Your objective:
Copy each line exactly.

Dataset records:
——————
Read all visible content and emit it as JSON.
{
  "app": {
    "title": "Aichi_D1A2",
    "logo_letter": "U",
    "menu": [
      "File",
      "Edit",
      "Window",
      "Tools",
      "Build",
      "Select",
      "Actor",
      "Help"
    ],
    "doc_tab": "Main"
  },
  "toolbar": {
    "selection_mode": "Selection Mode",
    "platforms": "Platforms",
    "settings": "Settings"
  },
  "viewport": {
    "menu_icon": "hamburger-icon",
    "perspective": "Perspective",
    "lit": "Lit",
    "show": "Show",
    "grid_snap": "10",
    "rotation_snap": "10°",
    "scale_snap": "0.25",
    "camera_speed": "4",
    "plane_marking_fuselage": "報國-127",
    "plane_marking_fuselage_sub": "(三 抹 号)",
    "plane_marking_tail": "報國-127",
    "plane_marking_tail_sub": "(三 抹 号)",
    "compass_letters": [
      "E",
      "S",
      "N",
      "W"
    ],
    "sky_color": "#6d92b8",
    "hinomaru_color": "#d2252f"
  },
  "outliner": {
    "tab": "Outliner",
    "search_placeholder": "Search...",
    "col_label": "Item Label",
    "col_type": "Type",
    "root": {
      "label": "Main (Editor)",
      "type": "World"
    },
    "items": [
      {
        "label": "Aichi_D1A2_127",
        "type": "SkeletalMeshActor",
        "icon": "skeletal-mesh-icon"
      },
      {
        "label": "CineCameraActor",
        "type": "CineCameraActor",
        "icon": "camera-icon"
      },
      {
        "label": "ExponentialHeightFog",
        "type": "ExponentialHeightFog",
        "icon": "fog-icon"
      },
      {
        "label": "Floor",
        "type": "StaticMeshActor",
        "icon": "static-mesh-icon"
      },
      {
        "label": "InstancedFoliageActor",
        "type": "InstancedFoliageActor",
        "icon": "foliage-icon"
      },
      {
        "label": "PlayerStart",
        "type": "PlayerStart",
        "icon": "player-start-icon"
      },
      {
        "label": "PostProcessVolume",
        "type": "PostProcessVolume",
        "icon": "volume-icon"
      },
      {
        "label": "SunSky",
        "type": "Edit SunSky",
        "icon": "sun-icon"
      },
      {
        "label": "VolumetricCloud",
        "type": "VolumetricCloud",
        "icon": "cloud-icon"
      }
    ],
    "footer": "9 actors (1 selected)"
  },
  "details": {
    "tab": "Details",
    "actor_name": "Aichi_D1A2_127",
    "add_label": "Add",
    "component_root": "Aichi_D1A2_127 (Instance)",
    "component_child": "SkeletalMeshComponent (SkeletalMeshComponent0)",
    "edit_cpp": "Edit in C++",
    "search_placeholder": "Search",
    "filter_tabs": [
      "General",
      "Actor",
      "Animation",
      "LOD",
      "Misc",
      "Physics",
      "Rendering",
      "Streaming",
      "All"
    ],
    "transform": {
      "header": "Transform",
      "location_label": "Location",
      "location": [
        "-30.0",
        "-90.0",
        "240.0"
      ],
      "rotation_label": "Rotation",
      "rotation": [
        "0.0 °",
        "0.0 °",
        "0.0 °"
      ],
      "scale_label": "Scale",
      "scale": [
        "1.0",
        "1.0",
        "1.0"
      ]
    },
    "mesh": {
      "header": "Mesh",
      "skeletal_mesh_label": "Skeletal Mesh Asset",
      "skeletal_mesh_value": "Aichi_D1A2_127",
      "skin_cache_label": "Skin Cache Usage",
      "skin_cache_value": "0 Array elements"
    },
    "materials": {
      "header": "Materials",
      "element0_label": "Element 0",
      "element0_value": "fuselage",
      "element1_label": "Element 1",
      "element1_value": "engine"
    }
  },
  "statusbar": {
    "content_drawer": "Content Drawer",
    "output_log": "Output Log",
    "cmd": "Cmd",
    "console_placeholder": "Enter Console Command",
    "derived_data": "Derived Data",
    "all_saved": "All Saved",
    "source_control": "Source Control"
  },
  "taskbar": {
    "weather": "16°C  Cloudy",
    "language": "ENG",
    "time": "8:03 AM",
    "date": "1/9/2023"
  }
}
——————
Response:
Read all visible content and emit it as JSON.
{
  "app": {
    "title": "Aichi_D1A2",
    "logo_letter": "U",
    "menu": [
      "File",
      "Edit",
      "Window",
      "Tools",
      "Build",
      "Select",
      "Actor",
      "Help"
    ],
    "doc_tab": "Main"
  },
  "toolbar": {
    "selection_mode": "Selection Mode",
    "platforms": "Platforms",
    "settings": "Settings"
  },
  "viewport": {
    "menu_icon": "hamburger-icon",
    "perspective": "Perspective",
    "lit": "Lit",
    "show": "Show",
    "grid_snap": "10",
    "rotation_snap": "10°",
    "scale_snap": "0.25",
    "camera_speed": "4",
    "plane_marking_fuselage": "報國-127",
    "plane_marking_fuselage_sub": "(三 抹 号)",
    "plane_marking_tail": "報國-127",
    "plane_marking_tail_sub": "(三 抹 号)",
    "compass_letters": [
      "E",
      "S",
      "N",
      "W"
    ],
    "sky_color": "#6d92b8",
    "hinomaru_color": "#d2252f"
  },
  "outliner": {
    "tab": "Outliner",
    "search_placeholder": "Search...",
    "col_label": "Item Label",
    "col_type": "Type",
    "root": {
      "label": "Main (Editor)",
      "type": "World"
    },
    "items": [
      {
        "label": "Aichi_D1A2_127",
        "type": "SkeletalMeshActor",
        "icon": "skeletal-mesh-icon"
      },
      {
        "label": "CineCameraActor",
        "type": "CineCameraActor",
        "icon": "camera-icon"
      },
      {
        "label": "ExponentialHeightFog",
        "type": "ExponentialHeightFog",
        "icon": "fog-icon"
      },
      {
        "label": "Floor",
        "type": "StaticMeshActor",
        "icon": "static-mesh-icon"
      },
      {
        "label": "InstancedFoliageActor",
        "type": "InstancedFoliageActor",
        "icon": "foliage-icon"
      },
      {
        "label": "PlayerStart",
        "type": "PlayerStart",
        "icon": "player-start-icon"
      },
      {
        "label": "PostProcessVolume",
        "type": "PostProcessVolume",
        "icon": "volume-icon"
      },
      {
        "label": "SunSky",
        "type": "Edit SunSky",
        "icon": "sun-icon"
      },
      {
        "label": "VolumetricCloud",
        "type": "VolumetricCloud",
        "icon": "cloud-icon"
      }
    ],
    "footer": "9 actors (1 selected)"
  },
  "details": {
    "tab": "Details",
    "actor_name": "Aichi_D1A2_127",
    "add_label": "Add",
    "component_root": "Aichi_D1A2_127 (Instance)",
    "component_child": "SkeletalMeshComponent (SkeletalMeshComponent0)",
    "edit_cpp": "Edit in C++",
    "search_placeholder": "Search",
    "filter_tabs": [
      "General",
      "Actor",
      "Animation",
      "LOD",
      "Misc",
      "Physics",
      "Rendering",
      "Streaming",
      "All"
    ],
    "transform": {
      "header": "Transform",
      "location_label": "Location",
      "location": [
        "-30.0",
        "-90.0",
        "240.0"
      ],
      "rotation_label": "Rotation",
      "rotation": [
        "0.0 °",
        "0.0 °",
        "0.0 °"
      ],
      "scale_label": "Scale",
      "scale": [
        "1.0",
        "1.0",
        "1.0"
      ]
    },
    "mesh": {
      "header": "Mesh",
      "skeletal_mesh_label": "Skeletal Mesh Asset",
      "skeletal_mesh_value": "Aichi_D1A2_127",
      "skin_cache_label": "Skin Cache Usage",
      "skin_cache_value": "0 Array elements"
    },
    "materials": {
      "header": "Materials",
      "element0_label": "Element 0",
      "element0_value": "fuselage",
      "element1_label": "Element 1",
      "element1_value": "engine"
    }
  },
  "statusbar": {
    "content_drawer": "Content Drawer",
    "output_log": "Output Log",
    "cmd": "Cmd",
    "console_placeholder": "Enter Console Command",
    "derived_data": "Derived Data",
    "all_saved": "All Saved",
    "source_control": "Source Control"
  },
  "taskbar": {
    "weather": "16°C  Cloudy",
    "language": "ENG",
    "time": "8:03 AM",
    "date": "1/9/2023"
  }
}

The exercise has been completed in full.